## Task description
Rewrite the listing below, renaming every "series-label" to "legend-entry" and leaving everything else unchanged.

## Task input

|---|

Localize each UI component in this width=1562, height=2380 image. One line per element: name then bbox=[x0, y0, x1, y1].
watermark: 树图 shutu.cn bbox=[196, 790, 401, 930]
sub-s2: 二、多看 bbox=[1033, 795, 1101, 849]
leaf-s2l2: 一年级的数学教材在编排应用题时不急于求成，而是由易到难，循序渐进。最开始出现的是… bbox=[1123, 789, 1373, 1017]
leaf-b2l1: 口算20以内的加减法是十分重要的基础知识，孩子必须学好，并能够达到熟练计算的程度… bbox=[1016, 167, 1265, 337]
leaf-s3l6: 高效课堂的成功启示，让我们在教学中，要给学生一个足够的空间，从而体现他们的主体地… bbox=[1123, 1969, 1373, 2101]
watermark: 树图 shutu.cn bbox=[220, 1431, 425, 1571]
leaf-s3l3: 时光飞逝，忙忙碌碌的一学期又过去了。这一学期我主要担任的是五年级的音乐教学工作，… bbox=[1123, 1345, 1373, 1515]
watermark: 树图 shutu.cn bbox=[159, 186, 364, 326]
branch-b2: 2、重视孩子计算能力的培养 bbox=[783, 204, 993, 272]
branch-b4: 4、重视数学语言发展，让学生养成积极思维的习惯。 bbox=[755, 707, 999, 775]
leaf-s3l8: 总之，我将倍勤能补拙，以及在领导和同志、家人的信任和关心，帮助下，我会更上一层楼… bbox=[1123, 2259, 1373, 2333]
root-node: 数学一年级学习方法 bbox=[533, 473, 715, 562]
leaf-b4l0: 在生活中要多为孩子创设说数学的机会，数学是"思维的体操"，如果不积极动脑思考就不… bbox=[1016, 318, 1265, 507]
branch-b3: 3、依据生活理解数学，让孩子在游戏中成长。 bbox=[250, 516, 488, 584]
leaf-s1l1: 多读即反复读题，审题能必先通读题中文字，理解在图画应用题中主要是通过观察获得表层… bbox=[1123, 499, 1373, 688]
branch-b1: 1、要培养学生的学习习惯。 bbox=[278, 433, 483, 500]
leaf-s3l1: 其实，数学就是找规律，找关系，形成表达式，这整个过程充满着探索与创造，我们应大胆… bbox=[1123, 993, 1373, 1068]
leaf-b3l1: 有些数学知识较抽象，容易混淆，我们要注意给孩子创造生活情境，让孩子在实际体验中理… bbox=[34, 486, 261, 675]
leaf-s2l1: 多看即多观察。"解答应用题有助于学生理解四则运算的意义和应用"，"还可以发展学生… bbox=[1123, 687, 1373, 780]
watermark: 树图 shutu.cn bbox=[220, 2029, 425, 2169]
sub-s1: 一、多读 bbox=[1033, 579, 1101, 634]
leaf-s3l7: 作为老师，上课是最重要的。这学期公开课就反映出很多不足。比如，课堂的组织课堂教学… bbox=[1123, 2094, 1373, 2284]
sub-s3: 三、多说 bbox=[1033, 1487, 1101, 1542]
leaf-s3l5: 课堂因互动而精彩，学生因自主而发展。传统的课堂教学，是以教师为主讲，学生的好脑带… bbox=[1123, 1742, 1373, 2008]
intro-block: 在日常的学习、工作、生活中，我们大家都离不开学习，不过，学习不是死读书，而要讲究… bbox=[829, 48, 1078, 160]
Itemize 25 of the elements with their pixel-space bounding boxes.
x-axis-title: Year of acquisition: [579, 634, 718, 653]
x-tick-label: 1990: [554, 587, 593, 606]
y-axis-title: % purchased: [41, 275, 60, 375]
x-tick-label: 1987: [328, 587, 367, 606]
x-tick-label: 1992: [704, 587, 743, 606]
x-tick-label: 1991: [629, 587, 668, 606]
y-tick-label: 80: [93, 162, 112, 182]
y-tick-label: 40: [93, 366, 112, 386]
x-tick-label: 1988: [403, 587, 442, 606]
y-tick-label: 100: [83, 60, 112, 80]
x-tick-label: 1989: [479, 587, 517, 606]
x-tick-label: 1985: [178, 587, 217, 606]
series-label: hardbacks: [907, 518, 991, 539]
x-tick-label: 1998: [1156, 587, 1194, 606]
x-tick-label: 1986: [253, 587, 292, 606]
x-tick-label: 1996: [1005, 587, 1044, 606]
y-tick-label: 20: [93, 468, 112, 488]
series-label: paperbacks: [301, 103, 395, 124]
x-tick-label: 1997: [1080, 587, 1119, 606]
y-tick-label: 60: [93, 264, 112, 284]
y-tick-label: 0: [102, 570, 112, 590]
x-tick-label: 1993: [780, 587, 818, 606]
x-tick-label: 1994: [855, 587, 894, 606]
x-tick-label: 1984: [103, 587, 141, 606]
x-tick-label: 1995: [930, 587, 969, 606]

|---|

## Answer to the exercise
Localize each UI component in this width=1562, height=2380 image. One line per element: name then bbox=[x0, y0, x1, y1].
watermark: 树图 shutu.cn bbox=[196, 790, 401, 930]
sub-s2: 二、多看 bbox=[1033, 795, 1101, 849]
leaf-s2l2: 一年级的数学教材在编排应用题时不急于求成，而是由易到难，循序渐进。最开始出现的是… bbox=[1123, 789, 1373, 1017]
leaf-b2l1: 口算20以内的加减法是十分重要的基础知识，孩子必须学好，并能够达到熟练计算的程度… bbox=[1016, 167, 1265, 337]
leaf-s3l6: 高效课堂的成功启示，让我们在教学中，要给学生一个足够的空间，从而体现他们的主体地… bbox=[1123, 1969, 1373, 2101]
watermark: 树图 shutu.cn bbox=[220, 1431, 425, 1571]
leaf-s3l3: 时光飞逝，忙忙碌碌的一学期又过去了。这一学期我主要担任的是五年级的音乐教学工作，… bbox=[1123, 1345, 1373, 1515]
watermark: 树图 shutu.cn bbox=[159, 186, 364, 326]
branch-b2: 2、重视孩子计算能力的培养 bbox=[783, 204, 993, 272]
branch-b4: 4、重视数学语言发展，让学生养成积极思维的习惯。 bbox=[755, 707, 999, 775]
leaf-s3l8: 总之，我将倍勤能补拙，以及在领导和同志、家人的信任和关心，帮助下，我会更上一层楼… bbox=[1123, 2259, 1373, 2333]
root-node: 数学一年级学习方法 bbox=[533, 473, 715, 562]
leaf-b4l0: 在生活中要多为孩子创设说数学的机会，数学是"思维的体操"，如果不积极动脑思考就不… bbox=[1016, 318, 1265, 507]
branch-b3: 3、依据生活理解数学，让孩子在游戏中成长。 bbox=[250, 516, 488, 584]
leaf-s1l1: 多读即反复读题，审题能必先通读题中文字，理解在图画应用题中主要是通过观察获得表层… bbox=[1123, 499, 1373, 688]
branch-b1: 1、要培养学生的学习习惯。 bbox=[278, 433, 483, 500]
leaf-s3l1: 其实，数学就是找规律，找关系，形成表达式，这整个过程充满着探索与创造，我们应大胆… bbox=[1123, 993, 1373, 1068]
leaf-b3l1: 有些数学知识较抽象，容易混淆，我们要注意给孩子创造生活情境，让孩子在实际体验中理… bbox=[34, 486, 261, 675]
leaf-s2l1: 多看即多观察。"解答应用题有助于学生理解四则运算的意义和应用"，"还可以发展学生… bbox=[1123, 687, 1373, 780]
watermark: 树图 shutu.cn bbox=[220, 2029, 425, 2169]
sub-s1: 一、多读 bbox=[1033, 579, 1101, 634]
leaf-s3l7: 作为老师，上课是最重要的。这学期公开课就反映出很多不足。比如，课堂的组织课堂教学… bbox=[1123, 2094, 1373, 2284]
sub-s3: 三、多说 bbox=[1033, 1487, 1101, 1542]
leaf-s3l5: 课堂因互动而精彩，学生因自主而发展。传统的课堂教学，是以教师为主讲，学生的好脑带… bbox=[1123, 1742, 1373, 2008]
intro-block: 在日常的学习、工作、生活中，我们大家都离不开学习，不过，学习不是死读书，而要讲究… bbox=[829, 48, 1078, 160]
Itemize 25 of the elements with their pixel-space bounding boxes.
x-axis-title: Year of acquisition: [579, 634, 718, 653]
x-tick-label: 1990: [554, 587, 593, 606]
y-axis-title: % purchased: [41, 275, 60, 375]
x-tick-label: 1987: [328, 587, 367, 606]
x-tick-label: 1992: [704, 587, 743, 606]
x-tick-label: 1991: [629, 587, 668, 606]
y-tick-label: 80: [93, 162, 112, 182]
y-tick-label: 40: [93, 366, 112, 386]
x-tick-label: 1988: [403, 587, 442, 606]
y-tick-label: 100: [83, 60, 112, 80]
x-tick-label: 1989: [479, 587, 517, 606]
x-tick-label: 1985: [178, 587, 217, 606]
legend-entry: hardbacks: [907, 518, 991, 539]
x-tick-label: 1998: [1156, 587, 1194, 606]
x-tick-label: 1986: [253, 587, 292, 606]
x-tick-label: 1996: [1005, 587, 1044, 606]
y-tick-label: 20: [93, 468, 112, 488]
legend-entry: paperbacks: [301, 103, 395, 124]
x-tick-label: 1997: [1080, 587, 1119, 606]
y-tick-label: 60: [93, 264, 112, 284]
y-tick-label: 0: [102, 570, 112, 590]
x-tick-label: 1993: [780, 587, 818, 606]
x-tick-label: 1994: [855, 587, 894, 606]
x-tick-label: 1984: [103, 587, 141, 606]
x-tick-label: 1995: [930, 587, 969, 606]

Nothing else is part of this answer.